▽
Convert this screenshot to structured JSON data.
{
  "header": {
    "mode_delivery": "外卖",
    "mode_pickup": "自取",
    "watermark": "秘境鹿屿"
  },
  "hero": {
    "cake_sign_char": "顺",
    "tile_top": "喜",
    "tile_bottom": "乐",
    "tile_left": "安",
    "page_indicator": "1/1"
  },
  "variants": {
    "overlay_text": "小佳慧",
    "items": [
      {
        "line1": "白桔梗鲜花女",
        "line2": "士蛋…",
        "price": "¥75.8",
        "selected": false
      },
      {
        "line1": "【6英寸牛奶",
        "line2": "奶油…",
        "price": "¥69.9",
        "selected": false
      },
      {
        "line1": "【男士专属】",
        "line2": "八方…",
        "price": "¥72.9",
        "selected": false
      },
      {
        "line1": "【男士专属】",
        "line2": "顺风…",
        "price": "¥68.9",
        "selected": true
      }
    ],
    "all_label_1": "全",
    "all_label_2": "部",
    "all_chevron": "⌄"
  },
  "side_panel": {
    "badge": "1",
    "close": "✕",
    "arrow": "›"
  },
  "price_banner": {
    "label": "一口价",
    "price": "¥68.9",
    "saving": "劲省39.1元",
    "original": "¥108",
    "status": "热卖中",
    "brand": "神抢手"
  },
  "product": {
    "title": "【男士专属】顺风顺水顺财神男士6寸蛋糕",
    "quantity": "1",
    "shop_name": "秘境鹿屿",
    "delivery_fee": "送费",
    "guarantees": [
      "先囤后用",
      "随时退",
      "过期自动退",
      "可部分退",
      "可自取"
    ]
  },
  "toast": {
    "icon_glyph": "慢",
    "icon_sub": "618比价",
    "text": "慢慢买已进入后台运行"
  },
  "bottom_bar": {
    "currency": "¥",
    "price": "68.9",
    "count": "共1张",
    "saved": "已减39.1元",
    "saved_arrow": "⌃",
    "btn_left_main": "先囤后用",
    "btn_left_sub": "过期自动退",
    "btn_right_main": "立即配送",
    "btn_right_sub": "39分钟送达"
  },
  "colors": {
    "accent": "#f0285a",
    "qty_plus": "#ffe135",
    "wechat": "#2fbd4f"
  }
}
△
Reproduce every entry shown above, precisely as it stands.

Convert this screenshot to structured JSON data.
{
  "header": {
    "mode_delivery": "外卖",
    "mode_pickup": "自取",
    "watermark": "秘境鹿屿"
  },
  "hero": {
    "cake_sign_char": "顺",
    "tile_top": "喜",
    "tile_bottom": "乐",
    "tile_left": "安",
    "page_indicator": "1/1"
  },
  "variants": {
    "overlay_text": "小佳慧",
    "items": [
      {
        "line1": "白桔梗鲜花女",
        "line2": "士蛋…",
        "price": "¥75.8",
        "selected": false
      },
      {
        "line1": "【6英寸牛奶",
        "line2": "奶油…",
        "price": "¥69.9",
        "selected": false
      },
      {
        "line1": "【男士专属】",
        "line2": "八方…",
        "price": "¥72.9",
        "selected": false
      },
      {
        "line1": "【男士专属】",
        "line2": "顺风…",
        "price": "¥68.9",
        "selected": true
      }
    ],
    "all_label_1": "全",
    "all_label_2": "部",
    "all_chevron": "⌄"
  },
  "side_panel": {
    "badge": "1",
    "close": "✕",
    "arrow": "›"
  },
  "price_banner": {
    "label": "一口价",
    "price": "¥68.9",
    "saving": "劲省39.1元",
    "original": "¥108",
    "status": "热卖中",
    "brand": "神抢手"
  },
  "product": {
    "title": "【男士专属】顺风顺水顺财神男士6寸蛋糕",
    "quantity": "1",
    "shop_name": "秘境鹿屿",
    "delivery_fee": "送费",
    "guarantees": [
      "先囤后用",
      "随时退",
      "过期自动退",
      "可部分退",
      "可自取"
    ]
  },
  "toast": {
    "icon_glyph": "慢",
    "icon_sub": "618比价",
    "text": "慢慢买已进入后台运行"
  },
  "bottom_bar": {
    "currency": "¥",
    "price": "68.9",
    "count": "共1张",
    "saved": "已减39.1元",
    "saved_arrow": "⌃",
    "btn_left_main": "先囤后用",
    "btn_left_sub": "过期自动退",
    "btn_right_main": "立即配送",
    "btn_right_sub": "39分钟送达"
  },
  "colors": {
    "accent": "#f0285a",
    "qty_plus": "#ffe135",
    "wechat": "#2fbd4f"
  }
}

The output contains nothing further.